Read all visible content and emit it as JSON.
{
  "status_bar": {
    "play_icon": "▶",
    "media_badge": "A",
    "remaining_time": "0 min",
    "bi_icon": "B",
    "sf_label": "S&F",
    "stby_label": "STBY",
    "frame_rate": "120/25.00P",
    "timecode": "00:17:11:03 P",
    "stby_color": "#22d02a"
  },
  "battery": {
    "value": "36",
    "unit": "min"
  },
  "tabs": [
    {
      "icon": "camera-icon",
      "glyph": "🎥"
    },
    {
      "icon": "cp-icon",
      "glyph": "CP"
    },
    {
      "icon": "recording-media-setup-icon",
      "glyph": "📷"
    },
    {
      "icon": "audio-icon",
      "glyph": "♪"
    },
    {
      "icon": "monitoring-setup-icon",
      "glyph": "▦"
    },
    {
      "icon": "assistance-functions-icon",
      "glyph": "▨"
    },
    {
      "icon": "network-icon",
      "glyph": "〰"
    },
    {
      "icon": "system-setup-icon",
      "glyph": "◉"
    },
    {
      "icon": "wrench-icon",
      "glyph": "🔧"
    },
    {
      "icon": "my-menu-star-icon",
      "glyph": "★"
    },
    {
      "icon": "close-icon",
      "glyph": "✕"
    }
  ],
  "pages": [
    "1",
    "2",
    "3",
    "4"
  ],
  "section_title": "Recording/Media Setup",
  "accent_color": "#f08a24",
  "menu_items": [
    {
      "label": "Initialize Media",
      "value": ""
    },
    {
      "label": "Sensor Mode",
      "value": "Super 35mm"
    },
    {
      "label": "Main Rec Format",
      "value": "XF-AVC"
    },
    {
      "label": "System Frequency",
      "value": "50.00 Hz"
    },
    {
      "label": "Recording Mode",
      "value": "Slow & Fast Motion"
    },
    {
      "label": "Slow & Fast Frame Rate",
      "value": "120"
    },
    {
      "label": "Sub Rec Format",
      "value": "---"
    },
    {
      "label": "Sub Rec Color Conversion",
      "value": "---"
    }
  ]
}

+ + + + + + +

_EXERCISE PROMPT_
From the data above, count the lines where "value" occurs and give that figure and nothing else.

_TASK ANSWER_
9